> TASK INPUTS
>>>>>

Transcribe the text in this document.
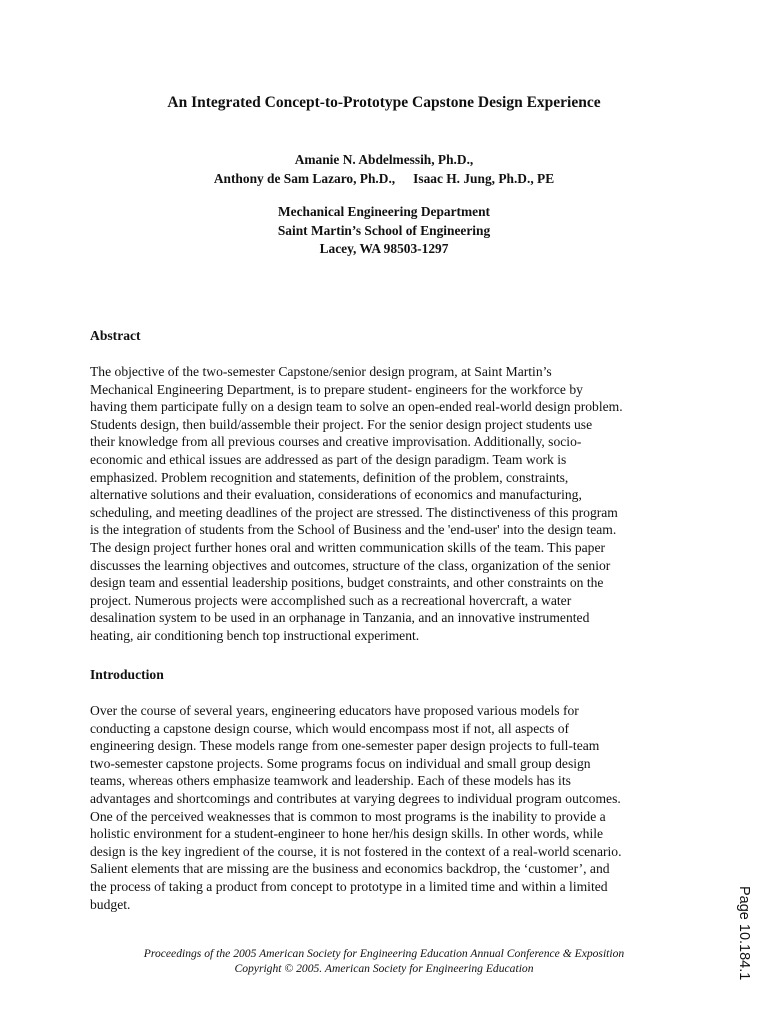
An Integrated Concept-to-Prototype Capstone Design Experience
Amanie N. Abdelmessih, Ph.D.,
Anthony de Sam Lazaro, Ph.D., Isaac H. Jung, Ph.D., PE
Mechanical Engineering Department
Saint Martin’s School of Engineering
Lacey, WA 98503-1297
Abstract
The objective of the two-semester Capstone/senior design program, at Saint Martin’s
Mechanical Engineering Department, is to prepare student- engineers for the workforce by
having them participate fully on a design team to solve an open-ended real-world design problem.
Students design, then build/assemble their project. For the senior design project students use
their knowledge from all previous courses and creative improvisation. Additionally, socio-
economic and ethical issues are addressed as part of the design paradigm. Team work is
emphasized. Problem recognition and statements, definition of the problem, constraints,
alternative solutions and their evaluation, considerations of economics and manufacturing,
scheduling, and meeting deadlines of the project are stressed. The distinctiveness of this program
is the integration of students from the School of Business and the 'end-user' into the design team.
The design project further hones oral and written communication skills of the team. This paper
discusses the learning objectives and outcomes, structure of the class, organization of the senior
design team and essential leadership positions, budget constraints, and other constraints on the
project. Numerous projects were accomplished such as a recreational hovercraft, a water
desalination system to be used in an orphanage in Tanzania, and an innovative instrumented
heating, air conditioning bench top instructional experiment.
Introduction
Over the course of several years, engineering educators have proposed various models for
conducting a capstone design course, which would encompass most if not, all aspects of
engineering design. These models range from one-semester paper design projects to full-team
two-semester capstone projects. Some programs focus on individual and small group design
teams, whereas others emphasize teamwork and leadership. Each of these models has its
advantages and shortcomings and contributes at varying degrees to individual program outcomes.
One of the perceived weaknesses that is common to most programs is the inability to provide a
holistic environment for a student-engineer to hone her/his design skills. In other words, while
design is the key ingredient of the course, it is not fostered in the context of a real-world scenario.
Salient elements that are missing are the business and economics backdrop, the ‘customer’, and
the process of taking a product from concept to prototype in a limited time and within a limited
budget.
Proceedings of the 2005 American Society for Engineering Education Annual Conference & Exposition
Copyright © 2005. American Society for Engineering Education	Page 10.184.1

<<<<<

> WRITTEN EXERCISE
Leave out the pictures and return every record word for word.

> REPLY TO THE TASK
Transcribe the text in this document.
An Integrated Concept-to-Prototype Capstone Design Experience
Amanie N. Abdelmessih, Ph.D.,
Anthony de Sam Lazaro, Ph.D., Isaac H. Jung, Ph.D., PE
Mechanical Engineering Department
Saint Martin’s School of Engineering
Lacey, WA 98503-1297
Abstract
The objective of the two-semester Capstone/senior design program, at Saint Martin’s
Mechanical Engineering Department, is to prepare student- engineers for the workforce by
having them participate fully on a design team to solve an open-ended real-world design problem.
Students design, then build/assemble their project. For the senior design project students use
their knowledge from all previous courses and creative improvisation. Additionally, socio-
economic and ethical issues are addressed as part of the design paradigm. Team work is
emphasized. Problem recognition and statements, definition of the problem, constraints,
alternative solutions and their evaluation, considerations of economics and manufacturing,
scheduling, and meeting deadlines of the project are stressed. The distinctiveness of this program
is the integration of students from the School of Business and the 'end-user' into the design team.
The design project further hones oral and written communication skills of the team. This paper
discusses the learning objectives and outcomes, structure of the class, organization of the senior
design team and essential leadership positions, budget constraints, and other constraints on the
project. Numerous projects were accomplished such as a recreational hovercraft, a water
desalination system to be used in an orphanage in Tanzania, and an innovative instrumented
heating, air conditioning bench top instructional experiment.
Introduction
Over the course of several years, engineering educators have proposed various models for
conducting a capstone design course, which would encompass most if not, all aspects of
engineering design. These models range from one-semester paper design projects to full-team
two-semester capstone projects. Some programs focus on individual and small group design
teams, whereas others emphasize teamwork and leadership. Each of these models has its
advantages and shortcomings and contributes at varying degrees to individual program outcomes.
One of the perceived weaknesses that is common to most programs is the inability to provide a
holistic environment for a student-engineer to hone her/his design skills. In other words, while
design is the key ingredient of the course, it is not fostered in the context of a real-world scenario.
Salient elements that are missing are the business and economics backdrop, the ‘customer’, and
the process of taking a product from concept to prototype in a limited time and within a limited
budget.
Proceedings of the 2005 American Society for Engineering Education Annual Conference & Exposition
Copyright © 2005. American Society for Engineering Education	Page 10.184.1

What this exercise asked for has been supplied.